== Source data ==

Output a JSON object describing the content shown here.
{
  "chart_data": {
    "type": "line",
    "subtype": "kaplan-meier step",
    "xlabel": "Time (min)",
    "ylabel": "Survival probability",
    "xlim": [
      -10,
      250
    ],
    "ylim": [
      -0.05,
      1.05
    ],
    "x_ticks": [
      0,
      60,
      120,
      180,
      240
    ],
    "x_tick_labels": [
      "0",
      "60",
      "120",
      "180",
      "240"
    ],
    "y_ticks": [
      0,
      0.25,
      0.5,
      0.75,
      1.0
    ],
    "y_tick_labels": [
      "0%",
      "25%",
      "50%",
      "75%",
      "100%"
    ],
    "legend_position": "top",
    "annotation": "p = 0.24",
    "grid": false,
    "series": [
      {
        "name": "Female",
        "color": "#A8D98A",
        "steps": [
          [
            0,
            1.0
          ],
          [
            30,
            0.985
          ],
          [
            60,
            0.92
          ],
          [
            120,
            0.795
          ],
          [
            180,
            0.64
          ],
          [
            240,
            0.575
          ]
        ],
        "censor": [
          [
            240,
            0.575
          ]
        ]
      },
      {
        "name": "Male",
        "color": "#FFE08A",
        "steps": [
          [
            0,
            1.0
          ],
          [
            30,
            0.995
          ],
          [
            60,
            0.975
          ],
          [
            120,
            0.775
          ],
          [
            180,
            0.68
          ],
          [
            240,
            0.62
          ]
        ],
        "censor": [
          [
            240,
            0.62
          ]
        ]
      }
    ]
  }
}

== WHAT YOU WILL DO ==
Write out the entries above word for word.

== WRITTEN SOLUTION ==
Output a JSON object describing the content shown here.
{
  "chart_data": {
    "type": "line",
    "subtype": "kaplan-meier step",
    "xlabel": "Time (min)",
    "ylabel": "Survival probability",
    "xlim": [
      -10,
      250
    ],
    "ylim": [
      -0.05,
      1.05
    ],
    "x_ticks": [
      0,
      60,
      120,
      180,
      240
    ],
    "x_tick_labels": [
      "0",
      "60",
      "120",
      "180",
      "240"
    ],
    "y_ticks": [
      0,
      0.25,
      0.5,
      0.75,
      1.0
    ],
    "y_tick_labels": [
      "0%",
      "25%",
      "50%",
      "75%",
      "100%"
    ],
    "legend_position": "top",
    "annotation": "p = 0.24",
    "grid": false,
    "series": [
      {
        "name": "Female",
        "color": "#A8D98A",
        "steps": [
          [
            0,
            1.0
          ],
          [
            30,
            0.985
          ],
          [
            60,
            0.92
          ],
          [
            120,
            0.795
          ],
          [
            180,
            0.64
          ],
          [
            240,
            0.575
          ]
        ],
        "censor": [
          [
            240,
            0.575
          ]
        ]
      },
      {
        "name": "Male",
        "color": "#FFE08A",
        "steps": [
          [
            0,
            1.0
          ],
          [
            30,
            0.995
          ],
          [
            60,
            0.975
          ],
          [
            120,
            0.775
          ],
          [
            180,
            0.68
          ],
          [
            240,
            0.62
          ]
        ],
        "censor": [
          [
            240,
            0.62
          ]
        ]
      }
    ]
  }
}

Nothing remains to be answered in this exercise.